=== Article ===
┌──
In what was a volatile month, domestic and international markets eventually ended the month relatively flat. International central bank policy remained the key driver of market movements across global markets.

The Australian equity market performance primarily reflected global market activity over the month. The market generally trended lower but more than regained losses by month end. The largest movement in September was on 12 September when the markets reacted negatively to hawkish commentary from a member of the US Federal Reserve. The market traded higher from 13 September for the remainder of the month. The Reserve Bank of Australia (RBA) unsurprisingly left interest rates on hold at 1.5% in early September.

US equities were flat over the month with market volatility picking up from a very benign month of trading in August. Economic releases were mixed with nonfarm payrolls missing expectations and retail sales declining for the first time in five months, while the release of August CPI beat market expectations. The S&P500 Index experienced some weakness before the September Federal Reserve meeting, where interest rates were left on hold. Markets reacted negatively to hawkish comments from Boston Federal Reserve member Eric Rosengren, however, the sell-off was short lived as Federal Reserve Governor Lael Brainard called for prudence in raising interest rates.

Performance of Asian markets was relatively positive, with most Asian indices ending the month in positive territory. However, the Nikkei Index fell 2.6% as the markets reacted to the Bank of Japan’s (BoJ) meeting in September. The BoJ announced it would start targeting 10-year interest rates, committing to keep them around zero as part of a new policy framework aimed at boosting inflation up to its 2% target. Data released on the last day of the month showed that Japanese consumer prices fell for the six straight month in August.
└──
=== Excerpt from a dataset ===
┌──
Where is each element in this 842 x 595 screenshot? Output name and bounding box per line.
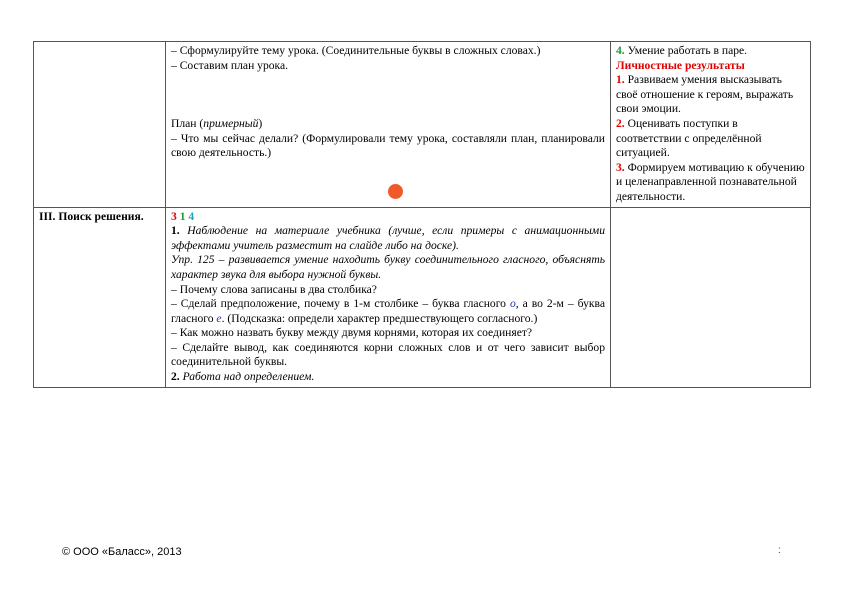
question-4: – Сделайте вывод, как соединяются корни сложных слов и от чего зависит выбор соединительной буквы. — [171, 340, 605, 369]
skill-codes: 3 1 4 — [171, 209, 195, 223]
table-row — [34, 207, 811, 387]
stage-cell: III. Поиск решения. — [34, 207, 166, 387]
results-cell — [611, 42, 811, 208]
personal-results-heading: Личностные результаты — [616, 58, 745, 72]
task-2: 2. Работа над определением. — [171, 370, 315, 384]
formulate-topic-line: – Сформулируйте тему урока. (Соединительные буквы в сложных словах.) — [171, 44, 541, 57]
teacher-activity-cell — [166, 207, 611, 387]
make-plan-line: – Составим план урока. — [171, 58, 289, 72]
pair-work-item: 4. Умение работать в паре. — [616, 44, 748, 57]
table-row — [34, 42, 811, 208]
copyright-footer: © ООО «Баласс», 2013 — [62, 546, 182, 558]
page-mark: : — [778, 545, 781, 556]
what-did-we-do-line: – Что мы сейчас делали? (Формулировали тему урока, составляли план, планировали свою деятельность.) — [171, 131, 605, 160]
plan-label: План (примерный) — [171, 117, 263, 131]
lesson-plan-table — [33, 41, 811, 388]
orange-dot-marker — [388, 184, 403, 199]
exercise-line: Упр. 125 – развивается умение находить букву соединительного гласного, объяснять характер звука для выбора нужной буквы. — [171, 253, 605, 281]
personal-result-2: 2. Оценивать поступки в соответствии с определённой ситуацией. — [616, 116, 762, 160]
question-1: – Почему слова записаны в два столбика? — [171, 282, 377, 296]
question-3: – Как можно назвать букву между двумя корнями, которая их соединяет? — [171, 326, 533, 340]
results-cell-empty — [611, 207, 811, 387]
question-2: – Сделай предположение, почему в 1-м столбике – буква гласного о, а во 2-м – буква гласного е. (Подсказка: определи характер предшествующего согласного.) — [171, 297, 605, 325]
personal-result-3: 3. Формируем мотивацию к обучению и целенаправленной познавательной деятельности. — [616, 160, 805, 203]
teacher-activity-cell — [166, 42, 611, 208]
personal-result-1: 1. Развиваем умения высказывать своё отношение к героям, выражать свои эмоции. — [616, 73, 794, 116]
stage-cell-empty — [34, 42, 166, 208]
task-1: 1. Наблюдение на материале учебника (лучше, если примеры с анимационными эффектами учитель разместит на слайде либо на доске). — [171, 224, 605, 252]
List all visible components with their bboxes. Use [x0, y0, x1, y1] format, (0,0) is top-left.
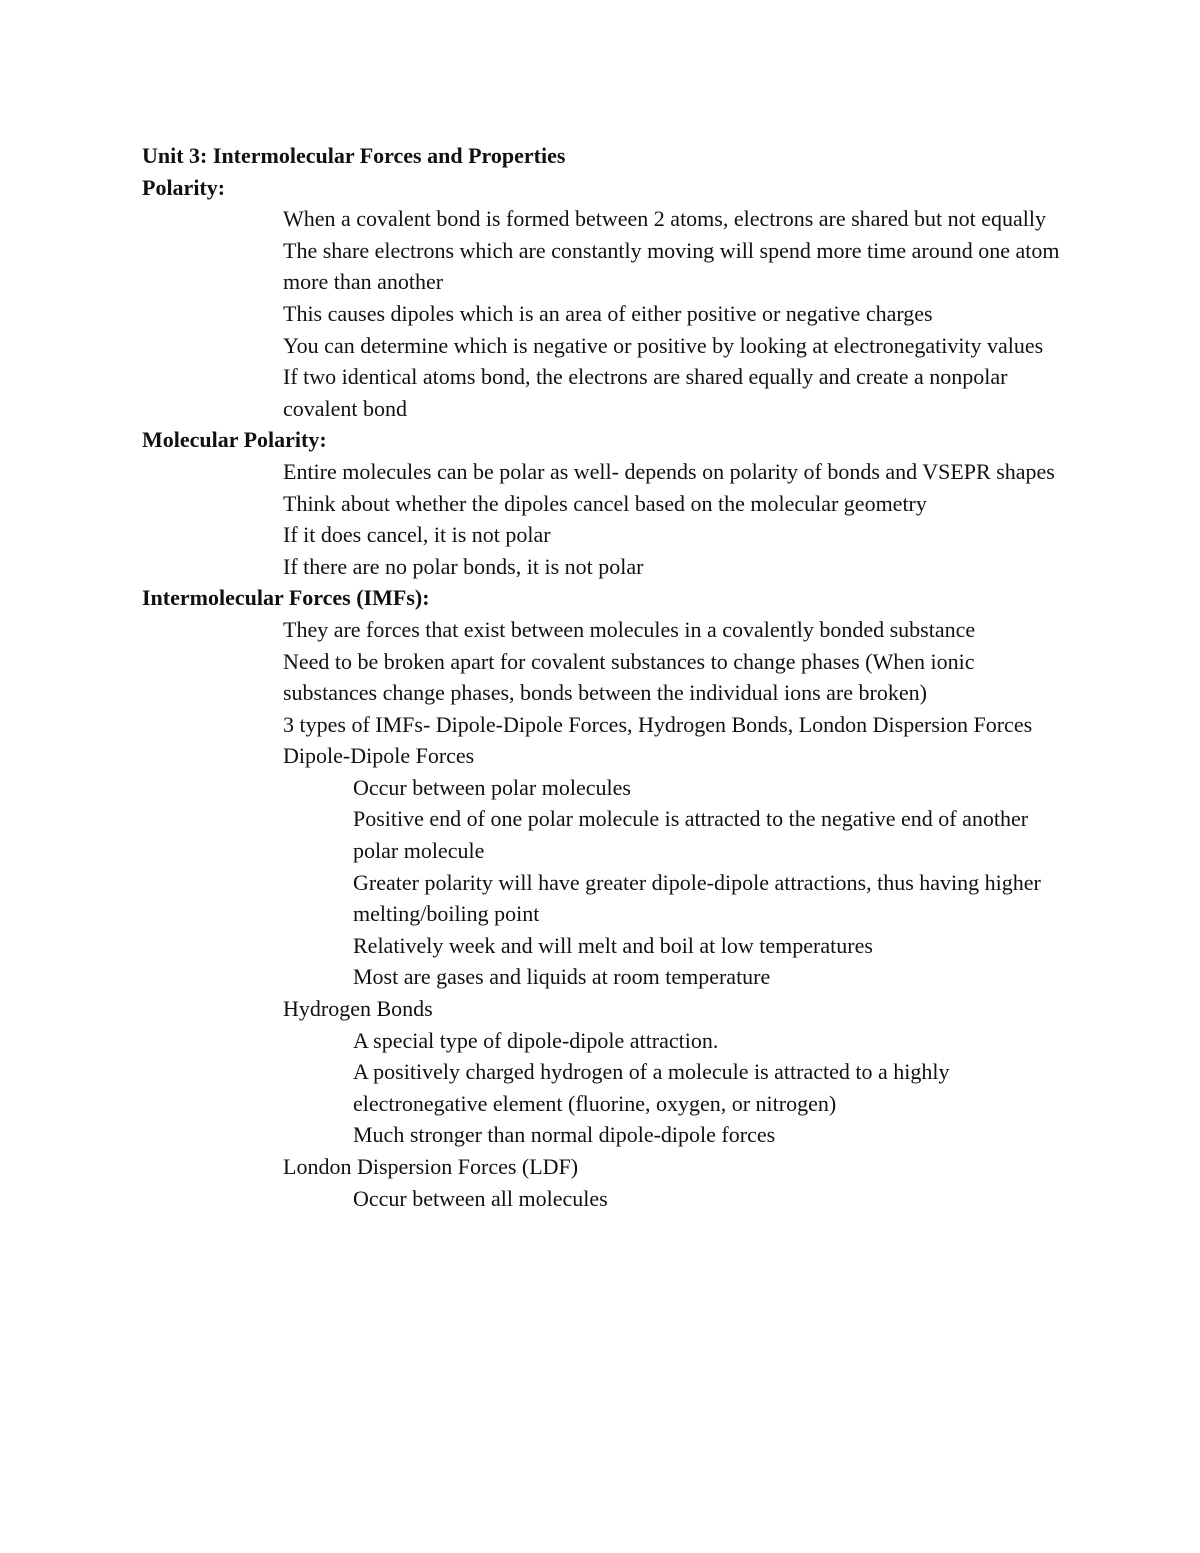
- dipole-dipole-item: Most are gases and liquids at room temperature: [353, 964, 771, 990]
- hydrogen-bonds-item: A special type of dipole-dipole attraction.: [353, 1027, 719, 1053]
- hydrogen-bonds-item: A positively charged hydrogen of a molecule is attracted to a highly electronegative element (fluorine, oxygen, or nitrogen): [353, 1059, 950, 1116]
- dipole-dipole-item: Positive end of one polar molecule is attracted to the negative end of another polar molecule: [353, 806, 1029, 864]
- polarity-item: The share electrons which are constantly moving will spend more time around one atom more than another: [283, 237, 1060, 295]
- subheading-dipole-dipole: Dipole-Dipole Forces: [283, 743, 475, 769]
- section-heading-molecular-polarity: Molecular Polarity:: [142, 427, 327, 453]
- polarity-item: This causes dipoles which is an area of either positive or negative charges: [283, 300, 933, 326]
- document-title: Unit 3: Intermolecular Forces and Properties: [142, 143, 566, 168]
- ldf-item: Occur between all molecules: [353, 1185, 608, 1211]
- section-heading-polarity: Polarity:: [142, 174, 226, 200]
- imfs-item: Need to be broken apart for covalent substances to change phases (When ionic substances change phases, bonds between the individual ions are broken): [283, 648, 975, 706]
- molecular-polarity-item: Entire molecules can be polar as well- depends on polarity of bonds and VSEPR shapes: [283, 458, 1055, 484]
- molecular-polarity-item: If it does cancel, it is not polar: [283, 522, 551, 548]
- imfs-item: 3 types of IMFs- Dipole-Dipole Forces, Hydrogen Bonds, London Dispersion Forces: [283, 711, 1033, 737]
- subheading-ldf: London Dispersion Forces (LDF): [283, 1154, 579, 1179]
- polarity-item: You can determine which is negative or positive by looking at electronegativity values: [283, 332, 1044, 358]
- document-page: [142, 140, 1062, 1214]
- dipole-dipole-item: Relatively week and will melt and boil at low temperatures: [353, 932, 873, 958]
- polarity-item: When a covalent bond is formed between 2 atoms, electrons are shared but not equally: [283, 206, 1047, 232]
- polarity-item: If two identical atoms bond, the electrons are shared equally and create a nonpolar covalent bond: [283, 364, 1008, 421]
- dipole-dipole-item: Occur between polar molecules: [353, 774, 631, 800]
- hydrogen-bonds-item: Much stronger than normal dipole-dipole forces: [353, 1122, 776, 1148]
- dipole-dipole-item: Greater polarity will have greater dipole-dipole attractions, thus having higher melting/boiling point: [353, 869, 1041, 927]
- molecular-polarity-item: If there are no polar bonds, it is not polar: [283, 553, 644, 579]
- molecular-polarity-item: Think about whether the dipoles cancel based on the molecular geometry: [283, 490, 927, 516]
- section-heading-imfs: Intermolecular Forces (IMFs):: [142, 585, 430, 611]
- subheading-hydrogen-bonds: Hydrogen Bonds: [283, 996, 433, 1022]
- imfs-item: They are forces that exist between molecules in a covalently bonded substance: [283, 616, 976, 642]
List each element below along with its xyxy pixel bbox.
└──
=== Request 1 ===
According to the market review, at what level did the Reserve Bank of Australia keep interest rates in early September?
=== Request 2 ===
Turn the paragraph of the market review that begins "US equities were flat" into a brief bulleted list that keeps its main facts.
=== Request 3 ===
Output the stretch of the market review from "In what was" through "in early September.", copied word for word.
Rely only on the market review when responding, not on the items.

=== Written solution 1 ===
The Reserve Bank of Australia left interest rates on hold at 1.5%.

=== Written solution 2 ===
- US equities were flat over the month, and volatility rose after a very benign August.
- Economic releases were mixed: nonfarm payrolls missed expectations and retail sales fell for the first time in five months, but August CPI beat expectations.
- The S&P500 Index weakened before the September Federal Reserve meeting, where rates were left on hold.
- Markets fell on hawkish comments from Boston Federal Reserve member Eric Rosengren.
- The sell-off was short-lived because Federal Reserve Governor Lael Brainard called for prudence in raising rates.

=== Written solution 3 ===
In what was a volatile month, domestic and international markets eventually ended the month relatively flat. International central bank policy remained the key driver of market movements across global markets.

The Australian equity market performance primarily reflected global market activity over the month. The market generally trended lower but more than regained losses by month end. The largest movement in September was on 12 September when the markets reacted negatively to hawkish commentary from a member of the US Federal Reserve. The market traded higher from 13 September for the remainder of the month. The Reserve Bank of Australia (RBA) unsurprisingly left interest rates on hold at 1.5% in early September.